**THE PROBLEM**
Reproduce all of the items below, changing "screenshot" to "screen capture" and leaving every other part as it stands.
+++ INPUT FOR THIS TASK +++
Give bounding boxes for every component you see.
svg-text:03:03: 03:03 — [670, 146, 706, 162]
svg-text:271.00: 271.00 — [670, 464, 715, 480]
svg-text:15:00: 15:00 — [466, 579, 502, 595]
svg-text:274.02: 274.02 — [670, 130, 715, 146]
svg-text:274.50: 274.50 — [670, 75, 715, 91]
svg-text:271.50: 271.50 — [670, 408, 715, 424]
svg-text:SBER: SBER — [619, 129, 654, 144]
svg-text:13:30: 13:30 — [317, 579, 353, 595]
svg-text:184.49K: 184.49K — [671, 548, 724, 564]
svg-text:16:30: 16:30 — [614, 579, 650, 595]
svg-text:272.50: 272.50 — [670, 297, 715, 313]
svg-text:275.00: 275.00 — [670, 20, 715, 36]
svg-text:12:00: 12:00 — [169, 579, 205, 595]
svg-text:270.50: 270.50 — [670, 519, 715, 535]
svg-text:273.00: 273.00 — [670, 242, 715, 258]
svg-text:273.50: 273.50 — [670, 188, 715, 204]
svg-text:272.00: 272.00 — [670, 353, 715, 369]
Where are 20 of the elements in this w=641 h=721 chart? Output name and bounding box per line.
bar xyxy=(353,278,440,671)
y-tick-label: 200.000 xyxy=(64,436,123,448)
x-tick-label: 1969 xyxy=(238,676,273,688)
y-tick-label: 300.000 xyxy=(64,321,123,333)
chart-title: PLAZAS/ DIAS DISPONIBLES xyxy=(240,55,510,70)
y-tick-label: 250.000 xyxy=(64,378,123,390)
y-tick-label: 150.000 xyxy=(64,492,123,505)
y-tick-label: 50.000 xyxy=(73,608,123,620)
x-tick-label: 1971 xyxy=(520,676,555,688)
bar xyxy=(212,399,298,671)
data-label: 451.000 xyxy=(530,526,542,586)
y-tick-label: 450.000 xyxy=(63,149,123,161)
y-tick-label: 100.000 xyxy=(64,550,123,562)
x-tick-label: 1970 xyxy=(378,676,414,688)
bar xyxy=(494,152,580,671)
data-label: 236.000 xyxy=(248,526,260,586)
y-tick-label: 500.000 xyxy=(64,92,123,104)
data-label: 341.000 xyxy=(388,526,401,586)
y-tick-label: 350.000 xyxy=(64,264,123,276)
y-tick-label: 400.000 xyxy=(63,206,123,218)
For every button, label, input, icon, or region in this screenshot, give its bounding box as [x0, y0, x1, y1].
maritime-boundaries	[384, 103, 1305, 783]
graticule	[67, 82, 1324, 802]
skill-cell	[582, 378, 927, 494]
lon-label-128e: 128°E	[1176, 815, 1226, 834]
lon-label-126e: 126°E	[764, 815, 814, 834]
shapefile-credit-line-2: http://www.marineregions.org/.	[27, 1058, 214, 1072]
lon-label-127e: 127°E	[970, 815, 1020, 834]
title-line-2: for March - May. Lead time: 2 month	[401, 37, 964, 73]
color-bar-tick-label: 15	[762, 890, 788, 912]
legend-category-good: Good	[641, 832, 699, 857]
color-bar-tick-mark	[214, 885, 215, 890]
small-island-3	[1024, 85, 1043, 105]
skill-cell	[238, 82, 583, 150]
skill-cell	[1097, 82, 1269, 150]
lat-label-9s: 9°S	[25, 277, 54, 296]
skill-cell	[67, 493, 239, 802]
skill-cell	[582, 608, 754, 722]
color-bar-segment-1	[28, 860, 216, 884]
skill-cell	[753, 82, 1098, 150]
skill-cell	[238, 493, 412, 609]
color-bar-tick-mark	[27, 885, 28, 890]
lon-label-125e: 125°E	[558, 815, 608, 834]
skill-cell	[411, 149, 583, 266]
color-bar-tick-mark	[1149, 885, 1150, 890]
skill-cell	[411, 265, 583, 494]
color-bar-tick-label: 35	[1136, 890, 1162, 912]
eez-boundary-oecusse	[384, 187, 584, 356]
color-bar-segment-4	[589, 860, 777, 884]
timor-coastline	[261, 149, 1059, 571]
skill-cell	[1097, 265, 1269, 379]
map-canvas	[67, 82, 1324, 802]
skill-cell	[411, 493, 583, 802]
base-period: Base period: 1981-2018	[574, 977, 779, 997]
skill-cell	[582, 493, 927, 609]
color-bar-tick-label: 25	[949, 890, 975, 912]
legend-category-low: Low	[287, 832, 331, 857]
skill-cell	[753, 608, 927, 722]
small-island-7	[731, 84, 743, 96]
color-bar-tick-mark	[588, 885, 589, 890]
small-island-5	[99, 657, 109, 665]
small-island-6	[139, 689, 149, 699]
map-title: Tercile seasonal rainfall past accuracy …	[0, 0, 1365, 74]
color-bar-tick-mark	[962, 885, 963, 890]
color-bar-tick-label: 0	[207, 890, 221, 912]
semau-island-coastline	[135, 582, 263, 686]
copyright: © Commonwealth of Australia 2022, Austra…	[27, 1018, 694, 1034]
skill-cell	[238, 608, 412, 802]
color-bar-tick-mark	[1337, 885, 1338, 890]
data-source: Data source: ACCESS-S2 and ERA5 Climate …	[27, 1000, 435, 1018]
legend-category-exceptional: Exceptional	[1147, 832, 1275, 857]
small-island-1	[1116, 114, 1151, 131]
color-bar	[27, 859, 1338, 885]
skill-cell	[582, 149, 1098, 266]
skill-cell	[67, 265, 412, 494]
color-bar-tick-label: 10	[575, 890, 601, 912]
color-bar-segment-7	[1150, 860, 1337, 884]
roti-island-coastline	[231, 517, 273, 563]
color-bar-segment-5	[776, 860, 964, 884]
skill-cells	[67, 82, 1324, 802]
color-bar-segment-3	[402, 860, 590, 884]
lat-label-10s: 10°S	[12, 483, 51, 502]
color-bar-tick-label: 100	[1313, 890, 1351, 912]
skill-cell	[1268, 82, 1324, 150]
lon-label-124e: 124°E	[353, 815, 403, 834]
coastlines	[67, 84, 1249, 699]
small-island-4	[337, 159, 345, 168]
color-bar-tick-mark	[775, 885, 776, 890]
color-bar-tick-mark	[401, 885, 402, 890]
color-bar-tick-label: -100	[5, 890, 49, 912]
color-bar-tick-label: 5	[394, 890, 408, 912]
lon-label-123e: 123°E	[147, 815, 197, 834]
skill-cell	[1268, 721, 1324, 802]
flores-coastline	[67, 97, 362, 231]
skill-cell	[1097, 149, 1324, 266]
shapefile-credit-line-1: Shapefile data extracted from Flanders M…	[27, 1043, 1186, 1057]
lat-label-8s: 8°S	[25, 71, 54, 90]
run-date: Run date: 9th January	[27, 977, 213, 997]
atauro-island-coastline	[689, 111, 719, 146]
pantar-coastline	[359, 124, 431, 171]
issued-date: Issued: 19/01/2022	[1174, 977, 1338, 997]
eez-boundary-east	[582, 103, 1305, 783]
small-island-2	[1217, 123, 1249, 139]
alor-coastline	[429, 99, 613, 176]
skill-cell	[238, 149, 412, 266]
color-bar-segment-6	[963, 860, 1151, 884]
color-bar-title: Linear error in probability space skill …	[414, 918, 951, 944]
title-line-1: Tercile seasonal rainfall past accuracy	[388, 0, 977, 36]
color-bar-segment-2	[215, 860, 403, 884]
+++
**COMPLETE ANSWER**
Give bounding boxes for every component you see.
svg-text:03:03: 03:03 — [670, 146, 706, 162]
svg-text:271.00: 271.00 — [670, 464, 715, 480]
svg-text:15:00: 15:00 — [466, 579, 502, 595]
svg-text:274.02: 274.02 — [670, 130, 715, 146]
svg-text:274.50: 274.50 — [670, 75, 715, 91]
svg-text:271.50: 271.50 — [670, 408, 715, 424]
svg-text:SBER: SBER — [619, 129, 654, 144]
svg-text:13:30: 13:30 — [317, 579, 353, 595]
svg-text:184.49K: 184.49K — [671, 548, 724, 564]
svg-text:16:30: 16:30 — [614, 579, 650, 595]
svg-text:272.50: 272.50 — [670, 297, 715, 313]
svg-text:275.00: 275.00 — [670, 20, 715, 36]
svg-text:12:00: 12:00 — [169, 579, 205, 595]
svg-text:270.50: 270.50 — [670, 519, 715, 535]
svg-text:273.00: 273.00 — [670, 242, 715, 258]
svg-text:273.50: 273.50 — [670, 188, 715, 204]
svg-text:272.00: 272.00 — [670, 353, 715, 369]
Where are 20 of the elements in this w=641 h=721 chart? Output name and bounding box per line.
bar xyxy=(353,278,440,671)
y-tick-label: 200.000 xyxy=(64,436,123,448)
x-tick-label: 1969 xyxy=(238,676,273,688)
y-tick-label: 300.000 xyxy=(64,321,123,333)
chart-title: PLAZAS/ DIAS DISPONIBLES xyxy=(240,55,510,70)
y-tick-label: 250.000 xyxy=(64,378,123,390)
y-tick-label: 150.000 xyxy=(64,492,123,505)
y-tick-label: 50.000 xyxy=(73,608,123,620)
x-tick-label: 1971 xyxy=(520,676,555,688)
bar xyxy=(212,399,298,671)
data-label: 451.000 xyxy=(530,526,542,586)
y-tick-label: 450.000 xyxy=(63,149,123,161)
y-tick-label: 100.000 xyxy=(64,550,123,562)
x-tick-label: 1970 xyxy=(378,676,414,688)
bar xyxy=(494,152,580,671)
data-label: 236.000 xyxy=(248,526,260,586)
y-tick-label: 500.000 xyxy=(64,92,123,104)
data-label: 341.000 xyxy=(388,526,401,586)
y-tick-label: 350.000 xyxy=(64,264,123,276)
y-tick-label: 400.000 xyxy=(63,206,123,218)
For every button, label, input, icon, or region in this screen capture, give its bounding box as [x0, y0, x1, y1].
maritime-boundaries	[384, 103, 1305, 783]
graticule	[67, 82, 1324, 802]
skill-cell	[582, 378, 927, 494]
lon-label-128e: 128°E	[1176, 815, 1226, 834]
lon-label-126e: 126°E	[764, 815, 814, 834]
shapefile-credit-line-2: http://www.marineregions.org/.	[27, 1058, 214, 1072]
lon-label-127e: 127°E	[970, 815, 1020, 834]
title-line-2: for March - May. Lead time: 2 month	[401, 37, 964, 73]
color-bar-tick-label: 15	[762, 890, 788, 912]
legend-category-good: Good	[641, 832, 699, 857]
color-bar-tick-mark	[214, 885, 215, 890]
small-island-3	[1024, 85, 1043, 105]
skill-cell	[238, 82, 583, 150]
skill-cell	[1097, 82, 1269, 150]
lat-label-9s: 9°S	[25, 277, 54, 296]
skill-cell	[67, 493, 239, 802]
skill-cell	[582, 608, 754, 722]
color-bar-segment-1	[28, 860, 216, 884]
skill-cell	[753, 82, 1098, 150]
skill-cell	[238, 493, 412, 609]
color-bar-tick-mark	[27, 885, 28, 890]
lon-label-125e: 125°E	[558, 815, 608, 834]
skill-cell	[411, 149, 583, 266]
color-bar-tick-mark	[1149, 885, 1150, 890]
skill-cell	[411, 265, 583, 494]
color-bar-tick-label: 35	[1136, 890, 1162, 912]
eez-boundary-oecusse	[384, 187, 584, 356]
color-bar-segment-4	[589, 860, 777, 884]
timor-coastline	[261, 149, 1059, 571]
skill-cell	[1097, 265, 1269, 379]
map-canvas	[67, 82, 1324, 802]
skill-cell	[411, 493, 583, 802]
base-period: Base period: 1981-2018	[574, 977, 779, 997]
skill-cell	[582, 493, 927, 609]
color-bar-tick-label: 25	[949, 890, 975, 912]
legend-category-low: Low	[287, 832, 331, 857]
skill-cell	[753, 608, 927, 722]
small-island-7	[731, 84, 743, 96]
color-bar-tick-mark	[588, 885, 589, 890]
small-island-5	[99, 657, 109, 665]
small-island-6	[139, 689, 149, 699]
map-title: Tercile seasonal rainfall past accuracy …	[0, 0, 1365, 74]
color-bar-tick-mark	[962, 885, 963, 890]
color-bar-tick-label: 0	[207, 890, 221, 912]
semau-island-coastline	[135, 582, 263, 686]
copyright: © Commonwealth of Australia 2022, Austra…	[27, 1018, 694, 1034]
skill-cell	[238, 608, 412, 802]
color-bar-tick-mark	[1337, 885, 1338, 890]
data-source: Data source: ACCESS-S2 and ERA5 Climate …	[27, 1000, 435, 1018]
legend-category-exceptional: Exceptional	[1147, 832, 1275, 857]
small-island-1	[1116, 114, 1151, 131]
color-bar	[27, 859, 1338, 885]
skill-cell	[582, 149, 1098, 266]
skill-cell	[67, 265, 412, 494]
color-bar-tick-label: 10	[575, 890, 601, 912]
color-bar-segment-7	[1150, 860, 1337, 884]
roti-island-coastline	[231, 517, 273, 563]
color-bar-segment-5	[776, 860, 964, 884]
skill-cells	[67, 82, 1324, 802]
color-bar-segment-3	[402, 860, 590, 884]
lat-label-10s: 10°S	[12, 483, 51, 502]
color-bar-tick-label: 100	[1313, 890, 1351, 912]
skill-cell	[1268, 82, 1324, 150]
lon-label-124e: 124°E	[353, 815, 403, 834]
coastlines	[67, 84, 1249, 699]
small-island-4	[337, 159, 345, 168]
color-bar-tick-mark	[775, 885, 776, 890]
color-bar-tick-mark	[401, 885, 402, 890]
color-bar-tick-label: -100	[5, 890, 49, 912]
color-bar-tick-label: 5	[394, 890, 408, 912]
lon-label-123e: 123°E	[147, 815, 197, 834]
skill-cell	[1268, 721, 1324, 802]
flores-coastline	[67, 97, 362, 231]
skill-cell	[1097, 149, 1324, 266]
shapefile-credit-line-1: Shapefile data extracted from Flanders M…	[27, 1043, 1186, 1057]
lat-label-8s: 8°S	[25, 71, 54, 90]
run-date: Run date: 9th January	[27, 977, 213, 997]
atauro-island-coastline	[689, 111, 719, 146]
pantar-coastline	[359, 124, 431, 171]
issued-date: Issued: 19/01/2022	[1174, 977, 1338, 997]
eez-boundary-east	[582, 103, 1305, 783]
small-island-2	[1217, 123, 1249, 139]
alor-coastline	[429, 99, 613, 176]
skill-cell	[238, 149, 412, 266]
color-bar-segment-6	[963, 860, 1151, 884]
color-bar-title: Linear error in probability space skill …	[414, 918, 951, 944]
title-line-1: Tercile seasonal rainfall past accuracy	[388, 0, 977, 36]
color-bar-segment-2	[215, 860, 403, 884]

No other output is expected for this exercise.